Wherever the string "sagepub" appears in a line, extract that line.

+++ Dataset entries

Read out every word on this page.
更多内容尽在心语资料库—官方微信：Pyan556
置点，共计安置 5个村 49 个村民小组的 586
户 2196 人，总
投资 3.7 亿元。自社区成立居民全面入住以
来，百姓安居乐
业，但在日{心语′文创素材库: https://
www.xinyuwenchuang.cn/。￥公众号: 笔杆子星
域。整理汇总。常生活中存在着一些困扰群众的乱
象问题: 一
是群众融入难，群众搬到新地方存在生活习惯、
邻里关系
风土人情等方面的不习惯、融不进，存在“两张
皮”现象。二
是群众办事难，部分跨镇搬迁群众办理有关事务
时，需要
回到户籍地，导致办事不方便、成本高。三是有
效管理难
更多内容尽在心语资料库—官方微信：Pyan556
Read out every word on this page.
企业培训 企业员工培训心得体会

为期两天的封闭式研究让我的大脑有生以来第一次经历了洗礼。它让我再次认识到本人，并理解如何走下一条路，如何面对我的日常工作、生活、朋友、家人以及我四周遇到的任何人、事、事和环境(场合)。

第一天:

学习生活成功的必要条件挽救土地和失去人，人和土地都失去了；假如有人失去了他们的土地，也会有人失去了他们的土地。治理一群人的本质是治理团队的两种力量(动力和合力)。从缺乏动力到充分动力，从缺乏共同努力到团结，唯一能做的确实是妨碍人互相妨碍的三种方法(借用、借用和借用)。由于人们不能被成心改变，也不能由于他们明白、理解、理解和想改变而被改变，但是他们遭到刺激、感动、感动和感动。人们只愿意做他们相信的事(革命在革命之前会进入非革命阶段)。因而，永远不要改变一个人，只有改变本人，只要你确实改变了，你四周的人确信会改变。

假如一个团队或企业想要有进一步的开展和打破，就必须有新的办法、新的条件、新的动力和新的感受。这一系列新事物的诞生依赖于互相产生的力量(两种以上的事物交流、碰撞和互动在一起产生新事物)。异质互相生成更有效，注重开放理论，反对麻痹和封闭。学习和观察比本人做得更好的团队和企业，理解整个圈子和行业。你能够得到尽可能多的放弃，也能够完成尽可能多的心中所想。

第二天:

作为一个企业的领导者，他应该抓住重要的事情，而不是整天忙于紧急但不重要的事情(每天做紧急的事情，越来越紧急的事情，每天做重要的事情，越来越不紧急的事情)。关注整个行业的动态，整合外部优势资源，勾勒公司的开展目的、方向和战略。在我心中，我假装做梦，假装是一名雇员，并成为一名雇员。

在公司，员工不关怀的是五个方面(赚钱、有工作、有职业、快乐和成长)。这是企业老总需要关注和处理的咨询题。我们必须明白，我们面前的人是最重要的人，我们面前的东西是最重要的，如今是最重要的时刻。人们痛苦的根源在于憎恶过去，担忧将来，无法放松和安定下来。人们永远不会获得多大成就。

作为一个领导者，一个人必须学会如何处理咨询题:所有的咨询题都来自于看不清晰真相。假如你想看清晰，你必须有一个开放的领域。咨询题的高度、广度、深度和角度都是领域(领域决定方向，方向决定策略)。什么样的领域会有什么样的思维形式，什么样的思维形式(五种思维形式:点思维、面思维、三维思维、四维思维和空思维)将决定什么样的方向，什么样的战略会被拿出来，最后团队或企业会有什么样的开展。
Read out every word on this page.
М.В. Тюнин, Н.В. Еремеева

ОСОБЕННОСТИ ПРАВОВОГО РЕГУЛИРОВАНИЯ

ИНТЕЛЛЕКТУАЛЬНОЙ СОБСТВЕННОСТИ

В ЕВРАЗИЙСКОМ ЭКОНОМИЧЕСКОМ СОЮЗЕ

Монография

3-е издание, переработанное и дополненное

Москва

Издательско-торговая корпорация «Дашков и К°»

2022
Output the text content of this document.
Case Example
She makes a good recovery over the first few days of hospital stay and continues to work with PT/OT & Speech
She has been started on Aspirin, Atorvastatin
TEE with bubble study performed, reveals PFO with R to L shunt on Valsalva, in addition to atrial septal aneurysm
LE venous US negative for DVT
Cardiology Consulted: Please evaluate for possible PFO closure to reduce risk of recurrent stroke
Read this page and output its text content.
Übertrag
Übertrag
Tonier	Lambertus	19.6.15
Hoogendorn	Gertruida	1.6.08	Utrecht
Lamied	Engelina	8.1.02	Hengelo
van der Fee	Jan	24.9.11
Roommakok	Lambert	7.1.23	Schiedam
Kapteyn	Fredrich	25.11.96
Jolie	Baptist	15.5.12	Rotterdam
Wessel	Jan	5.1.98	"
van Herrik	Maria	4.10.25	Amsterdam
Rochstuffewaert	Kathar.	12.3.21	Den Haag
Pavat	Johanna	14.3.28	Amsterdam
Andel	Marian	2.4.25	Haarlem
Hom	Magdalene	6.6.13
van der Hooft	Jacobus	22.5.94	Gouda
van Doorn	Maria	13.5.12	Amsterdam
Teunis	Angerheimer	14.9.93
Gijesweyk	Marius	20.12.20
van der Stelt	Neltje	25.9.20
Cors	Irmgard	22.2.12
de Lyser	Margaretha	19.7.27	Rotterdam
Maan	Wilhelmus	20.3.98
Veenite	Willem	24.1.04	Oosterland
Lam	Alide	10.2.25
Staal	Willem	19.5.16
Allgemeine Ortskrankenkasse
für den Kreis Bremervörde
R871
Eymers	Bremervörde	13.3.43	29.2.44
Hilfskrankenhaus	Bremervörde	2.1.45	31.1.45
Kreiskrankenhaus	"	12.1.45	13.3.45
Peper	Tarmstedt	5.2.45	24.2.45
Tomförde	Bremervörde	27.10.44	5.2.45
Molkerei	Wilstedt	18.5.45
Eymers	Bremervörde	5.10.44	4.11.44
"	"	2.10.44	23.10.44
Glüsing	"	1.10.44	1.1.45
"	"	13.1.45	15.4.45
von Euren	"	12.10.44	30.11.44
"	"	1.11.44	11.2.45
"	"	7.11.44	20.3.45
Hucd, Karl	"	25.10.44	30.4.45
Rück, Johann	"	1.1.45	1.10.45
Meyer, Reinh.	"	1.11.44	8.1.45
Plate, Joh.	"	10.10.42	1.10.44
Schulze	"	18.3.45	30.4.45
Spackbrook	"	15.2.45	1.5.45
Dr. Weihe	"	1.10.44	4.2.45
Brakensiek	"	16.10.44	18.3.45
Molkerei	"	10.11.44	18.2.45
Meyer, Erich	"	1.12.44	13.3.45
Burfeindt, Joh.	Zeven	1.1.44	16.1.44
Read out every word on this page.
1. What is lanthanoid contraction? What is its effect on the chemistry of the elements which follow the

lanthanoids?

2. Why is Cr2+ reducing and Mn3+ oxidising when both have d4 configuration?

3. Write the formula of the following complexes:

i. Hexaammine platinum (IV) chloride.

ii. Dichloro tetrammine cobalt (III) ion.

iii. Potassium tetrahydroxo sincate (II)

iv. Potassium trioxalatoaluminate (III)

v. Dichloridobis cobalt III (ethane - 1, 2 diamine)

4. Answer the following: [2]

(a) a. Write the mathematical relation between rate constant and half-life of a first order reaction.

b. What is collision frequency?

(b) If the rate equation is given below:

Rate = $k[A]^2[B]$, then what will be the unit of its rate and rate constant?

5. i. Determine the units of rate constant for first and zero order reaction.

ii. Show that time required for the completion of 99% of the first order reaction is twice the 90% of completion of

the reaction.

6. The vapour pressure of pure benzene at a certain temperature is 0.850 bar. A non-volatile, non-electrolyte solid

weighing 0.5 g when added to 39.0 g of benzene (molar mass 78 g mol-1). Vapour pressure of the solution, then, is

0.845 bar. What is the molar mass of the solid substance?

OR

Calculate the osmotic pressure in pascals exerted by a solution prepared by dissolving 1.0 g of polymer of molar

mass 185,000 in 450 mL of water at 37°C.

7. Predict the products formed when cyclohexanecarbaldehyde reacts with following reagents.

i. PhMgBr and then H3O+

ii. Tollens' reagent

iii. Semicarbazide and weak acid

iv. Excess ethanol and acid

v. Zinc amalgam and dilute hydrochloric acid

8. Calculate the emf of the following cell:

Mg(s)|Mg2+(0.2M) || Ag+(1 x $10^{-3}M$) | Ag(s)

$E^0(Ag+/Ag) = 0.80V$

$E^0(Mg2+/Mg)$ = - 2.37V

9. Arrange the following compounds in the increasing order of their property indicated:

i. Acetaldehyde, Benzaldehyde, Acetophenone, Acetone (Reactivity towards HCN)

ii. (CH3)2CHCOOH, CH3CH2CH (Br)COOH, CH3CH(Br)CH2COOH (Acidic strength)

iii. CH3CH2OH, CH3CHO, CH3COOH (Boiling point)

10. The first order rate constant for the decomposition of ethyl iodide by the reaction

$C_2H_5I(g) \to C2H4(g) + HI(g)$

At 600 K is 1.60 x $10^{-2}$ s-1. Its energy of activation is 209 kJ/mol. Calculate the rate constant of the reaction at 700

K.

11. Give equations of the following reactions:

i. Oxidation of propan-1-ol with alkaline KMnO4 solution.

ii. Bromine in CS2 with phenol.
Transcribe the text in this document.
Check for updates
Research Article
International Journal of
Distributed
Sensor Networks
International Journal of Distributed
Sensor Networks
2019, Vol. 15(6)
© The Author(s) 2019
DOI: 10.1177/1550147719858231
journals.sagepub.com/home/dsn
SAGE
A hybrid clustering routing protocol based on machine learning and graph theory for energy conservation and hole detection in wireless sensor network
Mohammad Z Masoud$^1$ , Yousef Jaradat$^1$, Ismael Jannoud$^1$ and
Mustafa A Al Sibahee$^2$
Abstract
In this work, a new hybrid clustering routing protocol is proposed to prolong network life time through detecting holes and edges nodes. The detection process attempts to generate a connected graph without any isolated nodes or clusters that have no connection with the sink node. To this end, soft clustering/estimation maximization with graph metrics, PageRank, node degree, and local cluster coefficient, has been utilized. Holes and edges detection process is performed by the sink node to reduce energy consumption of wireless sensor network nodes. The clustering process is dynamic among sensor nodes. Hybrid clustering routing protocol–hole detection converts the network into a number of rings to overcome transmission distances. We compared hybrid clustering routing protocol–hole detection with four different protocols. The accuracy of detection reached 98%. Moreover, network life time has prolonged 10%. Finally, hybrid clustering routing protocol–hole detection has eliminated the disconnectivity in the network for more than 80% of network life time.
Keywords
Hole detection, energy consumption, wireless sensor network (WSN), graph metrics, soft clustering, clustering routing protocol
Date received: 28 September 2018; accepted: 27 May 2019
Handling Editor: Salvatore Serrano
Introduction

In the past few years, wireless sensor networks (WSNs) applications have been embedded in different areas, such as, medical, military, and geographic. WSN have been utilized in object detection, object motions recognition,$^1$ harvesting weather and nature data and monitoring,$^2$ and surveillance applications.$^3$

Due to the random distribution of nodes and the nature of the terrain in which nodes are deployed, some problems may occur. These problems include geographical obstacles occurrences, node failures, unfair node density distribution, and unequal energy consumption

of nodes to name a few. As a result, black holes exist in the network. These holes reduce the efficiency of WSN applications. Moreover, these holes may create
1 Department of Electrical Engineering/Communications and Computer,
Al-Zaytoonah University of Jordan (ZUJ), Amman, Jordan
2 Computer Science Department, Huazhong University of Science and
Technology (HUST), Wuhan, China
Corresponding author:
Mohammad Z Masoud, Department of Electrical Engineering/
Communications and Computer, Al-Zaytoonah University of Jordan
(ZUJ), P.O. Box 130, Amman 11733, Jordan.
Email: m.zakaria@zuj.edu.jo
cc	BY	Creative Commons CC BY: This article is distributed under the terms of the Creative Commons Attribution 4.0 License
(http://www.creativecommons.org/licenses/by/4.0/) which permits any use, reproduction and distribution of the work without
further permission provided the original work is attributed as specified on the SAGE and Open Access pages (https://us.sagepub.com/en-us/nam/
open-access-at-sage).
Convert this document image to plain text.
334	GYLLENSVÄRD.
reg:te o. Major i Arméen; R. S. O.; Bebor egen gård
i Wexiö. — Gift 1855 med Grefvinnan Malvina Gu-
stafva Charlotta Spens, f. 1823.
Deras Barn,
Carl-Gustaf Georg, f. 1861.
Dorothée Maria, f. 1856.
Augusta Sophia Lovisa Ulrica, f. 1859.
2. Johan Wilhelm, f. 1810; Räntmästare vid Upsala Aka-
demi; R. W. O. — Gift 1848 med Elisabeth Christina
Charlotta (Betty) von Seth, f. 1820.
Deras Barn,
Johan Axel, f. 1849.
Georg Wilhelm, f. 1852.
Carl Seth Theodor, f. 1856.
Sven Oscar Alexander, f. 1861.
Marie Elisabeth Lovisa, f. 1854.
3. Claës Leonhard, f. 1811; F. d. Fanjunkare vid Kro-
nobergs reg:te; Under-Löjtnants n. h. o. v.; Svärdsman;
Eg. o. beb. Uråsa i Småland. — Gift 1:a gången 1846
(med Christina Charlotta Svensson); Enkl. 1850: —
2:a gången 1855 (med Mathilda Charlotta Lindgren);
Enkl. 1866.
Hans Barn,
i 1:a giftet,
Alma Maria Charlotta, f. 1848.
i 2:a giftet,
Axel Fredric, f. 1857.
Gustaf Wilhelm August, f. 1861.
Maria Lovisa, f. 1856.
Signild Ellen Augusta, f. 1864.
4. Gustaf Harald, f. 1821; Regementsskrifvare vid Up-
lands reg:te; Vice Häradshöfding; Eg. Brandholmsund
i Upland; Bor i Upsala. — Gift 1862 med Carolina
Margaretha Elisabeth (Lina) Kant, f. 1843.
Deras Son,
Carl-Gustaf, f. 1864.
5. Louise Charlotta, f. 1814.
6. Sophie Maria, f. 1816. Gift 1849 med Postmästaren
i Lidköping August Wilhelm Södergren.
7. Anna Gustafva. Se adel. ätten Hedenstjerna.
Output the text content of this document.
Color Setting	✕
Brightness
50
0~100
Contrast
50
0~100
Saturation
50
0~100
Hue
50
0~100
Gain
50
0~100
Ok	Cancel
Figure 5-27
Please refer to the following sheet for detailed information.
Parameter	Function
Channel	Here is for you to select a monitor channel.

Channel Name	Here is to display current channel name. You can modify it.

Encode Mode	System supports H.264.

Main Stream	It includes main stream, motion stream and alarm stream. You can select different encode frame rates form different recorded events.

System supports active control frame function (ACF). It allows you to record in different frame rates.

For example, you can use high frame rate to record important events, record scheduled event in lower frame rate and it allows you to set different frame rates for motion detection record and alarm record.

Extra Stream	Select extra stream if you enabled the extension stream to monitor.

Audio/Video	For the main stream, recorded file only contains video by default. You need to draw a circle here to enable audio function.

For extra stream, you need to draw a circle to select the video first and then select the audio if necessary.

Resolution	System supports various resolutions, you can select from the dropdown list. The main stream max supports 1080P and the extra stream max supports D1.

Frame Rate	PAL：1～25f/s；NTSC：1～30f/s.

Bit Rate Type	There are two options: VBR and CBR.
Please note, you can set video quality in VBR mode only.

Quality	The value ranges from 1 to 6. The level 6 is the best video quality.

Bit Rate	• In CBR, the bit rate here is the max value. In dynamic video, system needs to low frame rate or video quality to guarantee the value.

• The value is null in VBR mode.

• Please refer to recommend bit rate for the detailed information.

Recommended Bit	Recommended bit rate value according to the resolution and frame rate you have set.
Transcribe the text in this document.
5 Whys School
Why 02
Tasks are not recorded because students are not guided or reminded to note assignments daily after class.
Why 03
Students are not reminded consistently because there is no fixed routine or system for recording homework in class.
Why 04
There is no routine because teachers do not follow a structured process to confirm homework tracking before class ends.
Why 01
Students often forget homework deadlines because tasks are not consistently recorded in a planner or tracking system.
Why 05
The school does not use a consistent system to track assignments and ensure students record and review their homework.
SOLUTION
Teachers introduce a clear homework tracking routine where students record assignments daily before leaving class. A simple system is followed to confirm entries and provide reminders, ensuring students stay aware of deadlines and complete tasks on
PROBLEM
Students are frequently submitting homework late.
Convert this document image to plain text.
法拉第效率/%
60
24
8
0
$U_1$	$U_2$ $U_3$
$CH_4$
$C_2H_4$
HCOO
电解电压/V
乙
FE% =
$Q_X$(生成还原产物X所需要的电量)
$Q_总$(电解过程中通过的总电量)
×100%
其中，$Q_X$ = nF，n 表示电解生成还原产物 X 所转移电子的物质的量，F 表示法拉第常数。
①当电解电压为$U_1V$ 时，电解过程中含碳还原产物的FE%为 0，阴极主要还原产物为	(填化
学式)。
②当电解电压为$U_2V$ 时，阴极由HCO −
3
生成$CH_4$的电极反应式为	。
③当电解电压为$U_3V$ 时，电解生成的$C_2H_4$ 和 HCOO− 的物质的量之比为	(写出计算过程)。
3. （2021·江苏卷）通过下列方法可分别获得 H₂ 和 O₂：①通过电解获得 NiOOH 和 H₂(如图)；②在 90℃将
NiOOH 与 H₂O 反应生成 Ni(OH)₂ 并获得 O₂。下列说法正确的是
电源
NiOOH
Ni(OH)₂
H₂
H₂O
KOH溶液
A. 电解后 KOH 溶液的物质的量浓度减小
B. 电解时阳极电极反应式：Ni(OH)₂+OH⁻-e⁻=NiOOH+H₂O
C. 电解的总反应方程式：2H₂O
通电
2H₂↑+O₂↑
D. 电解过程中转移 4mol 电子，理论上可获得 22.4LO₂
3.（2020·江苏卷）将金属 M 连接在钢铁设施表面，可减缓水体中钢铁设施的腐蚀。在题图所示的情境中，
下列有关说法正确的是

++++++

■ Solution to this task ■
journals.sagepub.com/home/dsn
further permission provided the original work is attributed as specified on the SAGE and Open Access pages (https://us.sagepub.com/en-us/nam/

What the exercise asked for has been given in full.